Leave out the pictures and transcribe everything else exactly.

>> START Record extracts

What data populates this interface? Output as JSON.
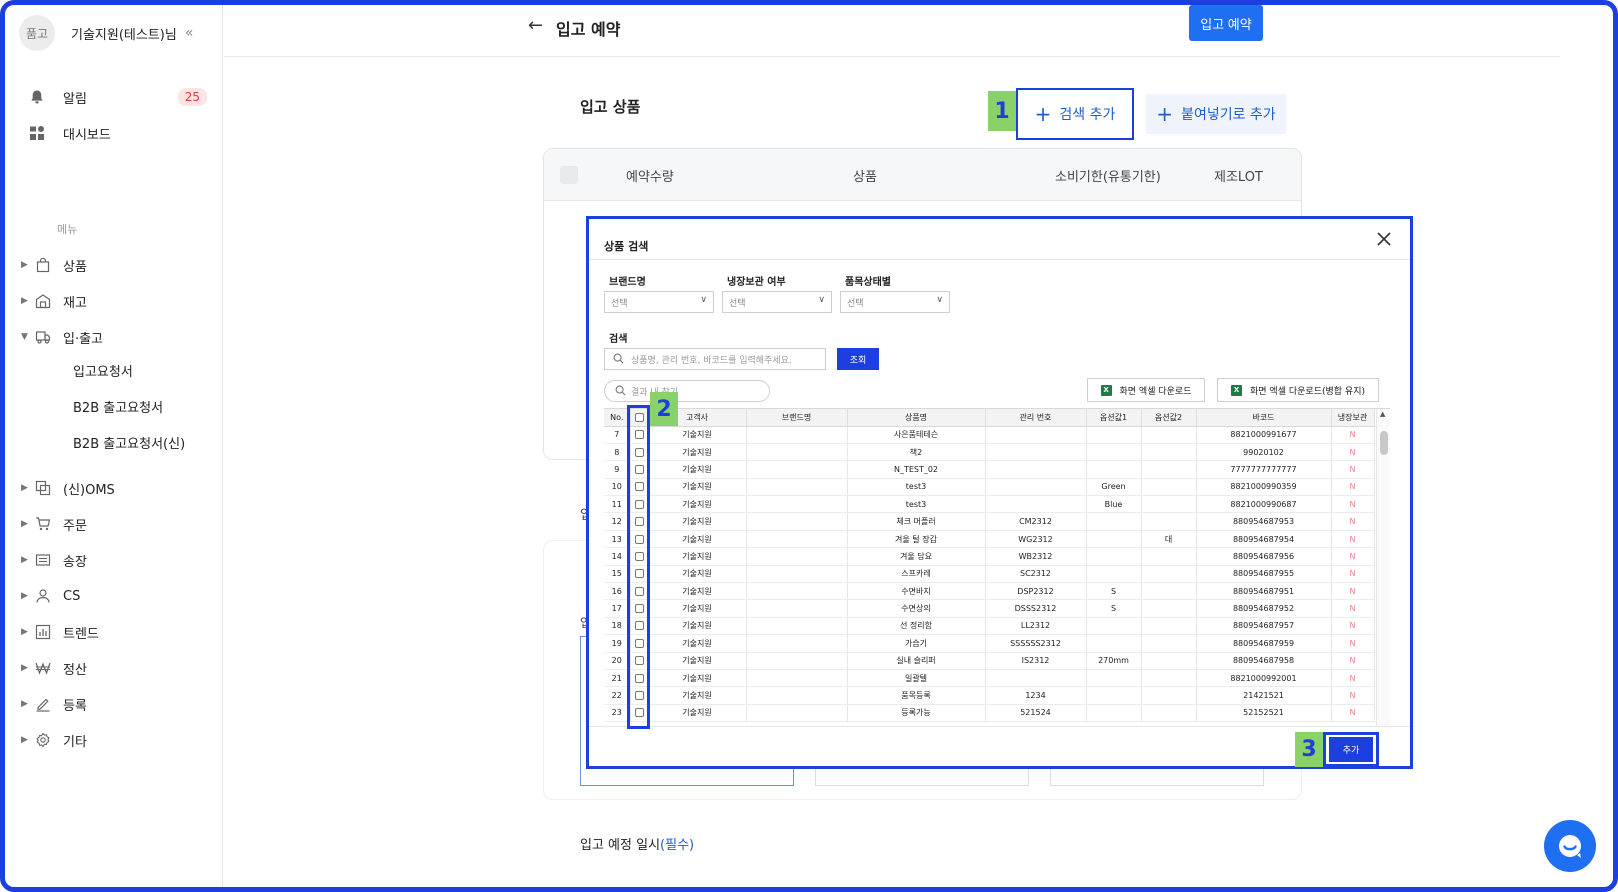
{
  "sidebar": {
    "avatar": "품고",
    "user_name": "기술지원(테스트)님",
    "collapse": "«",
    "top_items": [
      {
        "label": "알림",
        "icon": "bell-icon",
        "badge": "25"
      },
      {
        "label": "대시보드",
        "icon": "dashboard-icon"
      }
    ],
    "menu_label": "메뉴",
    "menu": [
      {
        "label": "상품",
        "icon": "bag-icon"
      },
      {
        "label": "재고",
        "icon": "warehouse-icon"
      },
      {
        "label": "입·출고",
        "icon": "truck-icon"
      },
      {
        "label": "(신)OMS",
        "icon": "oms-icon"
      },
      {
        "label": "주문",
        "icon": "cart-icon"
      },
      {
        "label": "송장",
        "icon": "invoice-icon"
      },
      {
        "label": "CS",
        "icon": "person-icon"
      },
      {
        "label": "트렌드",
        "icon": "chart-icon"
      },
      {
        "label": "정산",
        "icon": "won-icon"
      },
      {
        "label": "등록",
        "icon": "pen-icon"
      },
      {
        "label": "기타",
        "icon": "gear-icon"
      }
    ],
    "sub_items": [
      "입고요청서",
      "B2B 출고요청서",
      "B2B 출고요청서(신)"
    ]
  },
  "header": {
    "back": "←",
    "title": "입고 예약",
    "primary_button": "입고 예약"
  },
  "main": {
    "section_title": "입고 상품",
    "search_add": "검색 추가",
    "paste_add": "붙여넣기로 추가",
    "plus": "+",
    "table_headers": [
      "예약수량",
      "상품",
      "소비기한(유통기한)",
      "제조LOT"
    ],
    "bg_fragment_1": "입",
    "bg_fragment_2": "입",
    "due_label": "입고 예정 일시",
    "due_required": "(필수)"
  },
  "annotations": [
    "1",
    "2",
    "3"
  ],
  "modal": {
    "title": "상품 검색",
    "filters": [
      {
        "label": "브랜드명",
        "placeholder": "선택"
      },
      {
        "label": "냉장보관 여부",
        "placeholder": "선택"
      },
      {
        "label": "품목상태별",
        "placeholder": "선택"
      }
    ],
    "search_label": "검색",
    "search_placeholder": "상품명, 관리 번호, 바코드를 입력해주세요.",
    "query_button": "조회",
    "result_filter_placeholder": "결과 내 찾기",
    "excel_download": "화면 엑셀 다운로드",
    "excel_download_merged": "화면 엑셀 다운로드(병합 유지)",
    "excel_icon": "X",
    "columns": [
      "No.",
      "",
      "고객사",
      "브랜드명",
      "상품명",
      "관리 번호",
      "옵션값1",
      "옵션값2",
      "바코드",
      "냉장보관"
    ],
    "rows": [
      {
        "no": "7",
        "client": "기술지원",
        "brand": "",
        "name": "사은품테테슨",
        "code": "",
        "opt1": "",
        "opt2": "",
        "barcode": "8821000991677",
        "cold": "N"
      },
      {
        "no": "8",
        "client": "기술지원",
        "brand": "",
        "name": "책2",
        "code": "",
        "opt1": "",
        "opt2": "",
        "barcode": "99020102",
        "cold": "N"
      },
      {
        "no": "9",
        "client": "기술지원",
        "brand": "",
        "name": "N_TEST_02",
        "code": "",
        "opt1": "",
        "opt2": "",
        "barcode": "7777777777777",
        "cold": "N"
      },
      {
        "no": "10",
        "client": "기술지원",
        "brand": "",
        "name": "test3",
        "code": "",
        "opt1": "Green",
        "opt2": "",
        "barcode": "8821000990359",
        "cold": "N"
      },
      {
        "no": "11",
        "client": "기술지원",
        "brand": "",
        "name": "test3",
        "code": "",
        "opt1": "Blue",
        "opt2": "",
        "barcode": "8821000990687",
        "cold": "N"
      },
      {
        "no": "12",
        "client": "기술지원",
        "brand": "",
        "name": "체크 머플러",
        "code": "CM2312",
        "opt1": "",
        "opt2": "",
        "barcode": "880954687953",
        "cold": "N"
      },
      {
        "no": "13",
        "client": "기술지원",
        "brand": "",
        "name": "겨울 털 장갑",
        "code": "WG2312",
        "opt1": "",
        "opt2": "대",
        "barcode": "880954687954",
        "cold": "N"
      },
      {
        "no": "14",
        "client": "기술지원",
        "brand": "",
        "name": "겨울 담요",
        "code": "WB2312",
        "opt1": "",
        "opt2": "",
        "barcode": "880954687956",
        "cold": "N"
      },
      {
        "no": "15",
        "client": "기술지원",
        "brand": "",
        "name": "스프카레",
        "code": "SC2312",
        "opt1": "",
        "opt2": "",
        "barcode": "880954687955",
        "cold": "N"
      },
      {
        "no": "16",
        "client": "기술지원",
        "brand": "",
        "name": "수면바지",
        "code": "DSP2312",
        "opt1": "S",
        "opt2": "",
        "barcode": "880954687951",
        "cold": "N"
      },
      {
        "no": "17",
        "client": "기술지원",
        "brand": "",
        "name": "수면상의",
        "code": "DSSS2312",
        "opt1": "S",
        "opt2": "",
        "barcode": "880954687952",
        "cold": "N"
      },
      {
        "no": "18",
        "client": "기술지원",
        "brand": "",
        "name": "선 정리함",
        "code": "LL2312",
        "opt1": "",
        "opt2": "",
        "barcode": "880954687957",
        "cold": "N"
      },
      {
        "no": "19",
        "client": "기술지원",
        "brand": "",
        "name": "가습기",
        "code": "SSSSSS2312",
        "opt1": "",
        "opt2": "",
        "barcode": "880954687959",
        "cold": "N"
      },
      {
        "no": "20",
        "client": "기술지원",
        "brand": "",
        "name": "실내 슬리퍼",
        "code": "IS2312",
        "opt1": "270mm",
        "opt2": "",
        "barcode": "880954687958",
        "cold": "N"
      },
      {
        "no": "21",
        "client": "기술지원",
        "brand": "",
        "name": "일괄텔",
        "code": "",
        "opt1": "",
        "opt2": "",
        "barcode": "8821000992001",
        "cold": "N"
      },
      {
        "no": "22",
        "client": "기술지원",
        "brand": "",
        "name": "품목등록",
        "code": "1234",
        "opt1": "",
        "opt2": "",
        "barcode": "21421521",
        "cold": "N"
      },
      {
        "no": "23",
        "client": "기술지원",
        "brand": "",
        "name": "등록가능",
        "code": "521524",
        "opt1": "",
        "opt2": "",
        "barcode": "52152521",
        "cold": "N"
      }
    ],
    "add_button": "추가"
  },
  "colors": {
    "accent": "#1f6ff2",
    "highlight": "#1d3fe0",
    "label_bg": "#8ad16a",
    "badge": "#e23b3b"
  }
}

>> END Record extracts

Correct response:
What data populates this interface? Output as JSON.
{
  "sidebar": {
    "avatar": "품고",
    "user_name": "기술지원(테스트)님",
    "collapse": "«",
    "top_items": [
      {
        "label": "알림",
        "icon": "bell-icon",
        "badge": "25"
      },
      {
        "label": "대시보드",
        "icon": "dashboard-icon"
      }
    ],
    "menu_label": "메뉴",
    "menu": [
      {
        "label": "상품",
        "icon": "bag-icon"
      },
      {
        "label": "재고",
        "icon": "warehouse-icon"
      },
      {
        "label": "입·출고",
        "icon": "truck-icon"
      },
      {
        "label": "(신)OMS",
        "icon": "oms-icon"
      },
      {
        "label": "주문",
        "icon": "cart-icon"
      },
      {
        "label": "송장",
        "icon": "invoice-icon"
      },
      {
        "label": "CS",
        "icon": "person-icon"
      },
      {
        "label": "트렌드",
        "icon": "chart-icon"
      },
      {
        "label": "정산",
        "icon": "won-icon"
      },
      {
        "label": "등록",
        "icon": "pen-icon"
      },
      {
        "label": "기타",
        "icon": "gear-icon"
      }
    ],
    "sub_items": [
      "입고요청서",
      "B2B 출고요청서",
      "B2B 출고요청서(신)"
    ]
  },
  "header": {
    "back": "←",
    "title": "입고 예약",
    "primary_button": "입고 예약"
  },
  "main": {
    "section_title": "입고 상품",
    "search_add": "검색 추가",
    "paste_add": "붙여넣기로 추가",
    "plus": "+",
    "table_headers": [
      "예약수량",
      "상품",
      "소비기한(유통기한)",
      "제조LOT"
    ],
    "bg_fragment_1": "입",
    "bg_fragment_2": "입",
    "due_label": "입고 예정 일시",
    "due_required": "(필수)"
  },
  "annotations": [
    "1",
    "2",
    "3"
  ],
  "modal": {
    "title": "상품 검색",
    "filters": [
      {
        "label": "브랜드명",
        "placeholder": "선택"
      },
      {
        "label": "냉장보관 여부",
        "placeholder": "선택"
      },
      {
        "label": "품목상태별",
        "placeholder": "선택"
      }
    ],
    "search_label": "검색",
    "search_placeholder": "상품명, 관리 번호, 바코드를 입력해주세요.",
    "query_button": "조회",
    "result_filter_placeholder": "결과 내 찾기",
    "excel_download": "화면 엑셀 다운로드",
    "excel_download_merged": "화면 엑셀 다운로드(병합 유지)",
    "excel_icon": "X",
    "columns": [
      "No.",
      "",
      "고객사",
      "브랜드명",
      "상품명",
      "관리 번호",
      "옵션값1",
      "옵션값2",
      "바코드",
      "냉장보관"
    ],
    "rows": [
      {
        "no": "7",
        "client": "기술지원",
        "brand": "",
        "name": "사은품테테슨",
        "code": "",
        "opt1": "",
        "opt2": "",
        "barcode": "8821000991677",
        "cold": "N"
      },
      {
        "no": "8",
        "client": "기술지원",
        "brand": "",
        "name": "책2",
        "code": "",
        "opt1": "",
        "opt2": "",
        "barcode": "99020102",
        "cold": "N"
      },
      {
        "no": "9",
        "client": "기술지원",
        "brand": "",
        "name": "N_TEST_02",
        "code": "",
        "opt1": "",
        "opt2": "",
        "barcode": "7777777777777",
        "cold": "N"
      },
      {
        "no": "10",
        "client": "기술지원",
        "brand": "",
        "name": "test3",
        "code": "",
        "opt1": "Green",
        "opt2": "",
        "barcode": "8821000990359",
        "cold": "N"
      },
      {
        "no": "11",
        "client": "기술지원",
        "brand": "",
        "name": "test3",
        "code": "",
        "opt1": "Blue",
        "opt2": "",
        "barcode": "8821000990687",
        "cold": "N"
      },
      {
        "no": "12",
        "client": "기술지원",
        "brand": "",
        "name": "체크 머플러",
        "code": "CM2312",
        "opt1": "",
        "opt2": "",
        "barcode": "880954687953",
        "cold": "N"
      },
      {
        "no": "13",
        "client": "기술지원",
        "brand": "",
        "name": "겨울 털 장갑",
        "code": "WG2312",
        "opt1": "",
        "opt2": "대",
        "barcode": "880954687954",
        "cold": "N"
      },
      {
        "no": "14",
        "client": "기술지원",
        "brand": "",
        "name": "겨울 담요",
        "code": "WB2312",
        "opt1": "",
        "opt2": "",
        "barcode": "880954687956",
        "cold": "N"
      },
      {
        "no": "15",
        "client": "기술지원",
        "brand": "",
        "name": "스프카레",
        "code": "SC2312",
        "opt1": "",
        "opt2": "",
        "barcode": "880954687955",
        "cold": "N"
      },
      {
        "no": "16",
        "client": "기술지원",
        "brand": "",
        "name": "수면바지",
        "code": "DSP2312",
        "opt1": "S",
        "opt2": "",
        "barcode": "880954687951",
        "cold": "N"
      },
      {
        "no": "17",
        "client": "기술지원",
        "brand": "",
        "name": "수면상의",
        "code": "DSSS2312",
        "opt1": "S",
        "opt2": "",
        "barcode": "880954687952",
        "cold": "N"
      },
      {
        "no": "18",
        "client": "기술지원",
        "brand": "",
        "name": "선 정리함",
        "code": "LL2312",
        "opt1": "",
        "opt2": "",
        "barcode": "880954687957",
        "cold": "N"
      },
      {
        "no": "19",
        "client": "기술지원",
        "brand": "",
        "name": "가습기",
        "code": "SSSSSS2312",
        "opt1": "",
        "opt2": "",
        "barcode": "880954687959",
        "cold": "N"
      },
      {
        "no": "20",
        "client": "기술지원",
        "brand": "",
        "name": "실내 슬리퍼",
        "code": "IS2312",
        "opt1": "270mm",
        "opt2": "",
        "barcode": "880954687958",
        "cold": "N"
      },
      {
        "no": "21",
        "client": "기술지원",
        "brand": "",
        "name": "일괄텔",
        "code": "",
        "opt1": "",
        "opt2": "",
        "barcode": "8821000992001",
        "cold": "N"
      },
      {
        "no": "22",
        "client": "기술지원",
        "brand": "",
        "name": "품목등록",
        "code": "1234",
        "opt1": "",
        "opt2": "",
        "barcode": "21421521",
        "cold": "N"
      },
      {
        "no": "23",
        "client": "기술지원",
        "brand": "",
        "name": "등록가능",
        "code": "521524",
        "opt1": "",
        "opt2": "",
        "barcode": "52152521",
        "cold": "N"
      }
    ],
    "add_button": "추가"
  },
  "colors": {
    "accent": "#1f6ff2",
    "highlight": "#1d3fe0",
    "label_bg": "#8ad16a",
    "badge": "#e23b3b"
  }
}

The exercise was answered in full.